### The task
Return the count of lines that mention "currency", with no other words.

### Source material

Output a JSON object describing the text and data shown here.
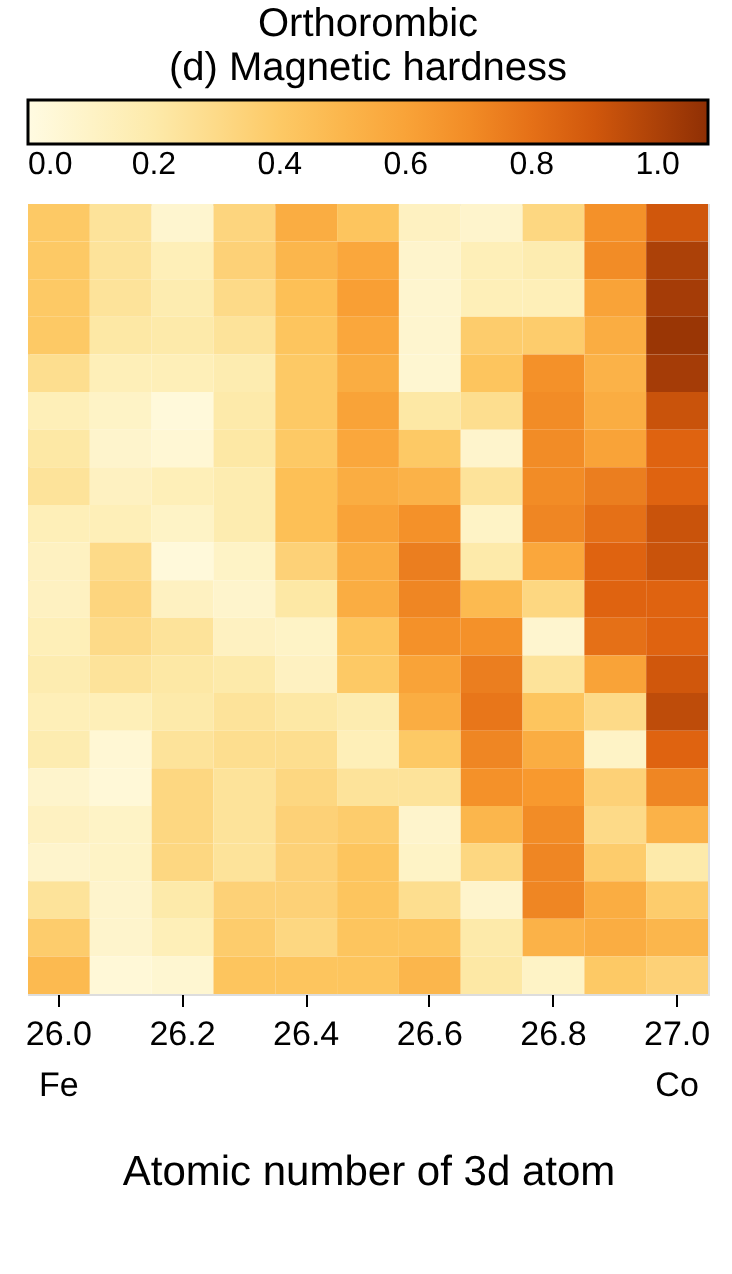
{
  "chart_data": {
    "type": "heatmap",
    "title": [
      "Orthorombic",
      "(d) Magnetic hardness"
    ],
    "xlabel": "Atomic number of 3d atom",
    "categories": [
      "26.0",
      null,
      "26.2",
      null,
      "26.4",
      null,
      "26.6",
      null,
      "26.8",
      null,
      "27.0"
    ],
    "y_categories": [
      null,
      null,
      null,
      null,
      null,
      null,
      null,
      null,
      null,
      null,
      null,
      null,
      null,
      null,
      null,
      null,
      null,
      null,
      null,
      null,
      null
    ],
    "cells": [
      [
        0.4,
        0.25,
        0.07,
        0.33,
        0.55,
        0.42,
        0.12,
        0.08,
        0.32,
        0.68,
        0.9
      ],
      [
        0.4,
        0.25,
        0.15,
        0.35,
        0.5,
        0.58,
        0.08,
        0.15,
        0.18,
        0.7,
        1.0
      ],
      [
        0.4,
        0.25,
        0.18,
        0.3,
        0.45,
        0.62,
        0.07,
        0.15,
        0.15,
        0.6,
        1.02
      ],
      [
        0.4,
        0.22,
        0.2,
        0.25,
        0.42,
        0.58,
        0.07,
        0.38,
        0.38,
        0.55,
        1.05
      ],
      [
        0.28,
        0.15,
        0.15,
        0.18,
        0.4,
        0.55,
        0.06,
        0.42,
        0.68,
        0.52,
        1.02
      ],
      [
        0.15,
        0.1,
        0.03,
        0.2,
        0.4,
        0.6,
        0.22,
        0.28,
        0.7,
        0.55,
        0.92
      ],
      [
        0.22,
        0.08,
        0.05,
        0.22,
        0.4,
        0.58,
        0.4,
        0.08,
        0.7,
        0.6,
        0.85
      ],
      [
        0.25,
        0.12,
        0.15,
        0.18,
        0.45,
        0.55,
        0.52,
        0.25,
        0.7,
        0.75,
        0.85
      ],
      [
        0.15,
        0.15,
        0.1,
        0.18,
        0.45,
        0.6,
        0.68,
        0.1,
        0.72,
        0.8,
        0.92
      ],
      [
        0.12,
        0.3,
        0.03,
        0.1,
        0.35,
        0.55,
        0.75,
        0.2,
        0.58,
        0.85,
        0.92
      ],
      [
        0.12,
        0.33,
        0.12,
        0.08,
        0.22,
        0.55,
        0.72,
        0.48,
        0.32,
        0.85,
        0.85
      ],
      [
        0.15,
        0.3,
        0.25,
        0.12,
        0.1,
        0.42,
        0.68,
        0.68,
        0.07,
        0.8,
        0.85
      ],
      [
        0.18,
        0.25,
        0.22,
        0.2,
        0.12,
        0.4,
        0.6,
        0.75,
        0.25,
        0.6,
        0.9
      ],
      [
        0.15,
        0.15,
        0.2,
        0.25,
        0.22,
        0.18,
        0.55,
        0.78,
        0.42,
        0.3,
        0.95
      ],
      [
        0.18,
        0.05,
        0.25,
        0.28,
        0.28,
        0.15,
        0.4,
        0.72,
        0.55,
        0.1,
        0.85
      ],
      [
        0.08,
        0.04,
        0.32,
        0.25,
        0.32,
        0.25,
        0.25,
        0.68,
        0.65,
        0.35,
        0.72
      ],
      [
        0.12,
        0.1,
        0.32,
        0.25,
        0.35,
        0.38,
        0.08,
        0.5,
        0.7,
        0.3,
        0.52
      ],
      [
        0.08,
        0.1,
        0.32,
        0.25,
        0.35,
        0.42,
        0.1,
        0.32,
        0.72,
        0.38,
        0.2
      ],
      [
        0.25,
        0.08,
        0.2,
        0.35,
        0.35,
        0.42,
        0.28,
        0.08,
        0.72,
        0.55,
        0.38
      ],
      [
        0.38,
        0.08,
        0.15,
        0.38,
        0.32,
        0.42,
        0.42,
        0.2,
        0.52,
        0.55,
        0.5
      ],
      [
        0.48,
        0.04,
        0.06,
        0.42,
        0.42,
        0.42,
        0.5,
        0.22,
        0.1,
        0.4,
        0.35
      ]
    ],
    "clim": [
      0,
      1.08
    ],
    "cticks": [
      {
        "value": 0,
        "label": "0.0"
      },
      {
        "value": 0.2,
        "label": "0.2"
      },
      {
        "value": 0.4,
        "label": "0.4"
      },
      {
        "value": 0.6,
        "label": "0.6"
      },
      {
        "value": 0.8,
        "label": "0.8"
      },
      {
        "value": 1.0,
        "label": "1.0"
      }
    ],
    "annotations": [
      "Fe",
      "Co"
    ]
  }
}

--

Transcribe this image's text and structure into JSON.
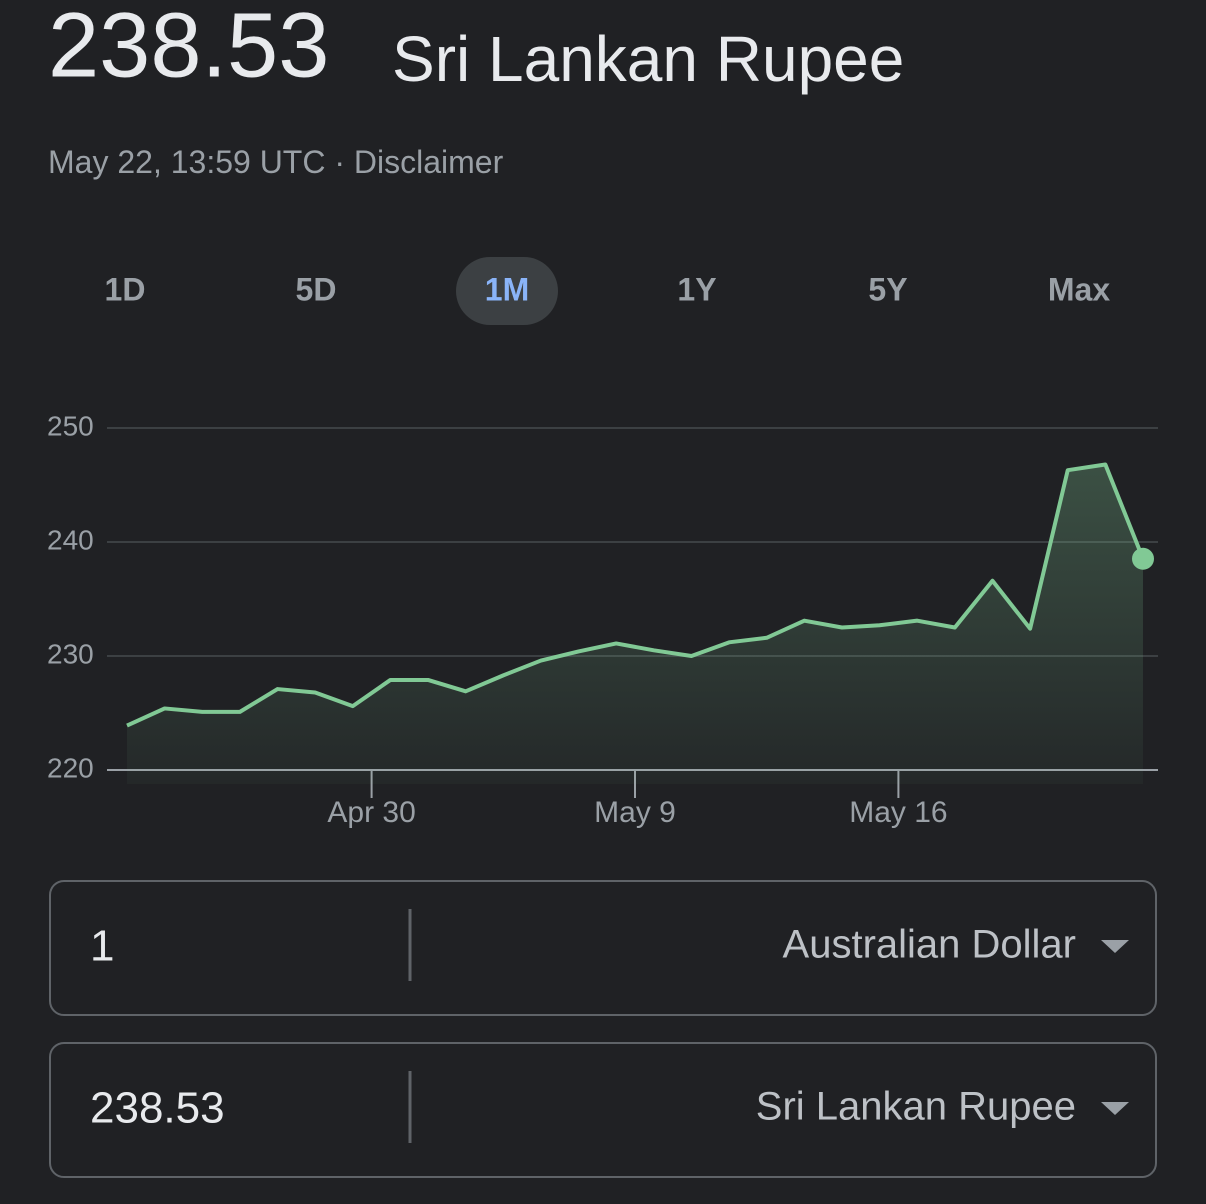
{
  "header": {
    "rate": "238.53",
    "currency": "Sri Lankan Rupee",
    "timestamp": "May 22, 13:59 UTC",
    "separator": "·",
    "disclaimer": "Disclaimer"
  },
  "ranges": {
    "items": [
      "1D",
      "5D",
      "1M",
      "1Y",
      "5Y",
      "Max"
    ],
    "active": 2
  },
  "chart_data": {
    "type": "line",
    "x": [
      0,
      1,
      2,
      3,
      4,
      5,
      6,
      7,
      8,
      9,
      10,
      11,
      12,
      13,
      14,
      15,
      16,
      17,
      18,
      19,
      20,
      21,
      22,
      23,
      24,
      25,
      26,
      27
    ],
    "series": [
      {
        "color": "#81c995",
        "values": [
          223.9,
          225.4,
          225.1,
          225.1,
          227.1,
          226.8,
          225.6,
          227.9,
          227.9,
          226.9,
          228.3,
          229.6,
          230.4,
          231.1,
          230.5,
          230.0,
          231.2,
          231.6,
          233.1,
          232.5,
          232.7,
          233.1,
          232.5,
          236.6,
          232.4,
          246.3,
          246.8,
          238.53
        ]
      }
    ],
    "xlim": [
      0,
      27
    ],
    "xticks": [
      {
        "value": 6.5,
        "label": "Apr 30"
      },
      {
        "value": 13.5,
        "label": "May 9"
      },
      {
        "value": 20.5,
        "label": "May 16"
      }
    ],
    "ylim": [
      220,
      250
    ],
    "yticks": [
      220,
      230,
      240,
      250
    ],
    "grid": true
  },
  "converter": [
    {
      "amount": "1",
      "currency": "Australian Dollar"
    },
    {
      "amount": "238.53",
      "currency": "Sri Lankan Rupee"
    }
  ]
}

### Exercise solution
3